Excerpt from a dataset:
>> Begin

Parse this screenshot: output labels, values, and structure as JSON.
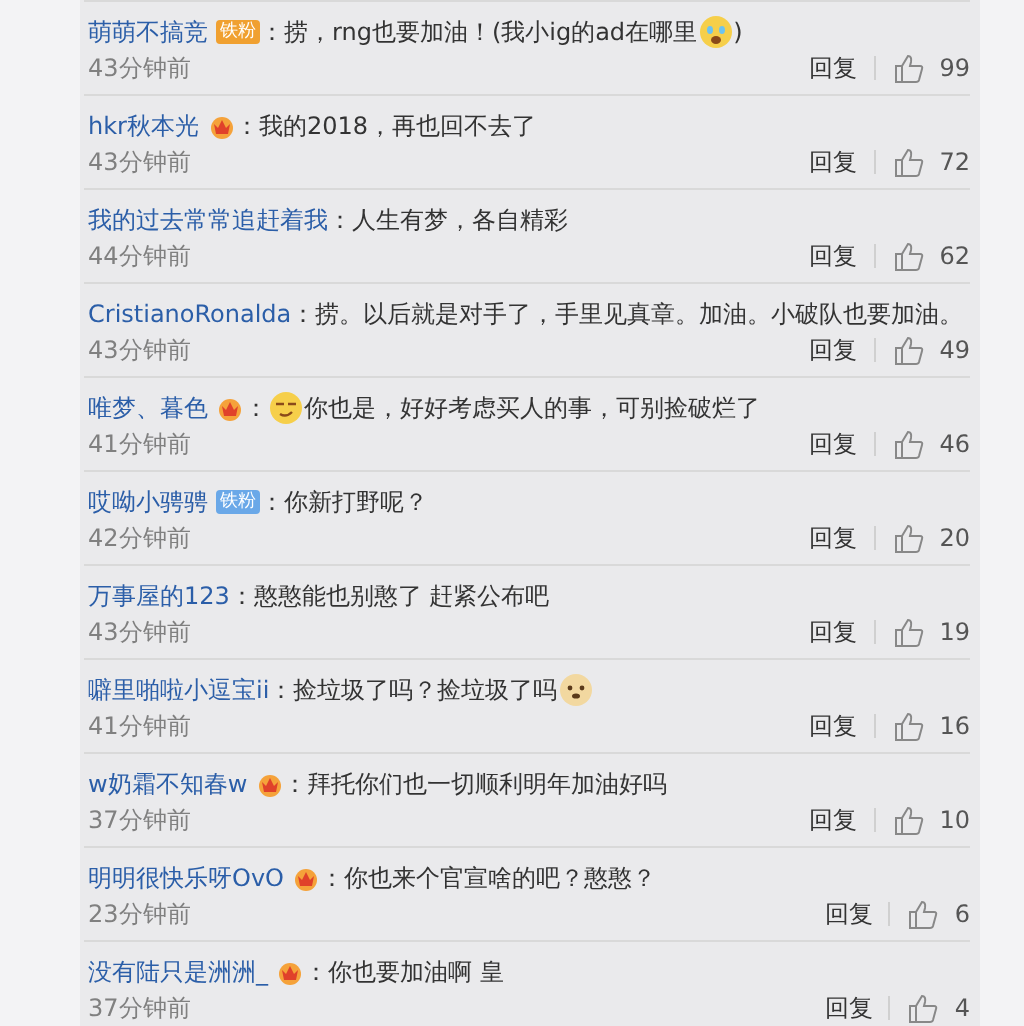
{
  "comments": [
    {
      "user": "萌萌不搞竞",
      "badge": {
        "kind": "fan",
        "label": "铁粉",
        "color": "#f0a030"
      },
      "parts": [
        {
          "text": "：捞，rng也要加油！(我小ig的ad在哪里"
        },
        {
          "kind": "cry"
        },
        {
          "text": ")"
        }
      ],
      "time": "43分钟前",
      "reply": "回复",
      "likes": "99"
    },
    {
      "user": "hkr秋本光",
      "badge": {
        "kind": "vip"
      },
      "parts": [
        {
          "text": "：我的2018，再也回不去了"
        }
      ],
      "time": "43分钟前",
      "reply": "回复",
      "likes": "72"
    },
    {
      "user": "我的过去常常追赶着我",
      "parts": [
        {
          "text": "：人生有梦，各自精彩"
        }
      ],
      "time": "44分钟前",
      "reply": "回复",
      "likes": "62"
    },
    {
      "user": "CristianoRonalda",
      "parts": [
        {
          "text": "：捞。以后就是对手了，手里见真章。加油。小破队也要加油。"
        }
      ],
      "time": "43分钟前",
      "reply": "回复",
      "likes": "49"
    },
    {
      "user": "唯梦、暮色",
      "badge": {
        "kind": "vip"
      },
      "parts": [
        {
          "text": "："
        },
        {
          "kind": "smirk"
        },
        {
          "text": "你也是，好好考虑买人的事，可别捡破烂了"
        }
      ],
      "time": "41分钟前",
      "reply": "回复",
      "likes": "46"
    },
    {
      "user": "哎呦小骋骋",
      "badge": {
        "kind": "fan",
        "label": "铁粉",
        "color": "#6aa8e8"
      },
      "parts": [
        {
          "text": "：你新打野呢？"
        }
      ],
      "time": "42分钟前",
      "reply": "回复",
      "likes": "20"
    },
    {
      "user": "万事屋的123",
      "parts": [
        {
          "text": "：憨憨能也别憨了 赶紧公布吧"
        }
      ],
      "time": "43分钟前",
      "reply": "回复",
      "likes": "19"
    },
    {
      "user": "噼里啪啦小逗宝ii",
      "parts": [
        {
          "text": "：捡垃圾了吗？捡垃圾了吗"
        },
        {
          "kind": "doge"
        }
      ],
      "time": "41分钟前",
      "reply": "回复",
      "likes": "16"
    },
    {
      "user": "w奶霜不知春w",
      "badge": {
        "kind": "vip"
      },
      "parts": [
        {
          "text": "：拜托你们也一切顺利明年加油好吗"
        }
      ],
      "time": "37分钟前",
      "reply": "回复",
      "likes": "10"
    },
    {
      "user": "明明很快乐呀OvO",
      "badge": {
        "kind": "vip"
      },
      "parts": [
        {
          "text": "：你也来个官宣啥的吧？憨憨？"
        }
      ],
      "time": "23分钟前",
      "reply": "回复",
      "likes": "6"
    },
    {
      "user": "没有陆只是洲洲_",
      "badge": {
        "kind": "vip"
      },
      "parts": [
        {
          "text": "：你也要加油啊 皇"
        }
      ],
      "time": "37分钟前",
      "reply": "回复",
      "likes": "4"
    }
  ]
}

>> End

» Short problem
Exactly as written, return every line of the listing, but not the pictures.

» Solution
Parse this screenshot: output labels, values, and structure as JSON.
{
  "comments": [
    {
      "user": "萌萌不搞竞",
      "badge": {
        "kind": "fan",
        "label": "铁粉",
        "color": "#f0a030"
      },
      "parts": [
        {
          "text": "：捞，rng也要加油！(我小ig的ad在哪里"
        },
        {
          "kind": "cry"
        },
        {
          "text": ")"
        }
      ],
      "time": "43分钟前",
      "reply": "回复",
      "likes": "99"
    },
    {
      "user": "hkr秋本光",
      "badge": {
        "kind": "vip"
      },
      "parts": [
        {
          "text": "：我的2018，再也回不去了"
        }
      ],
      "time": "43分钟前",
      "reply": "回复",
      "likes": "72"
    },
    {
      "user": "我的过去常常追赶着我",
      "parts": [
        {
          "text": "：人生有梦，各自精彩"
        }
      ],
      "time": "44分钟前",
      "reply": "回复",
      "likes": "62"
    },
    {
      "user": "CristianoRonalda",
      "parts": [
        {
          "text": "：捞。以后就是对手了，手里见真章。加油。小破队也要加油。"
        }
      ],
      "time": "43分钟前",
      "reply": "回复",
      "likes": "49"
    },
    {
      "user": "唯梦、暮色",
      "badge": {
        "kind": "vip"
      },
      "parts": [
        {
          "text": "："
        },
        {
          "kind": "smirk"
        },
        {
          "text": "你也是，好好考虑买人的事，可别捡破烂了"
        }
      ],
      "time": "41分钟前",
      "reply": "回复",
      "likes": "46"
    },
    {
      "user": "哎呦小骋骋",
      "badge": {
        "kind": "fan",
        "label": "铁粉",
        "color": "#6aa8e8"
      },
      "parts": [
        {
          "text": "：你新打野呢？"
        }
      ],
      "time": "42分钟前",
      "reply": "回复",
      "likes": "20"
    },
    {
      "user": "万事屋的123",
      "parts": [
        {
          "text": "：憨憨能也别憨了 赶紧公布吧"
        }
      ],
      "time": "43分钟前",
      "reply": "回复",
      "likes": "19"
    },
    {
      "user": "噼里啪啦小逗宝ii",
      "parts": [
        {
          "text": "：捡垃圾了吗？捡垃圾了吗"
        },
        {
          "kind": "doge"
        }
      ],
      "time": "41分钟前",
      "reply": "回复",
      "likes": "16"
    },
    {
      "user": "w奶霜不知春w",
      "badge": {
        "kind": "vip"
      },
      "parts": [
        {
          "text": "：拜托你们也一切顺利明年加油好吗"
        }
      ],
      "time": "37分钟前",
      "reply": "回复",
      "likes": "10"
    },
    {
      "user": "明明很快乐呀OvO",
      "badge": {
        "kind": "vip"
      },
      "parts": [
        {
          "text": "：你也来个官宣啥的吧？憨憨？"
        }
      ],
      "time": "23分钟前",
      "reply": "回复",
      "likes": "6"
    },
    {
      "user": "没有陆只是洲洲_",
      "badge": {
        "kind": "vip"
      },
      "parts": [
        {
          "text": "：你也要加油啊 皇"
        }
      ],
      "time": "37分钟前",
      "reply": "回复",
      "likes": "4"
    }
  ]
}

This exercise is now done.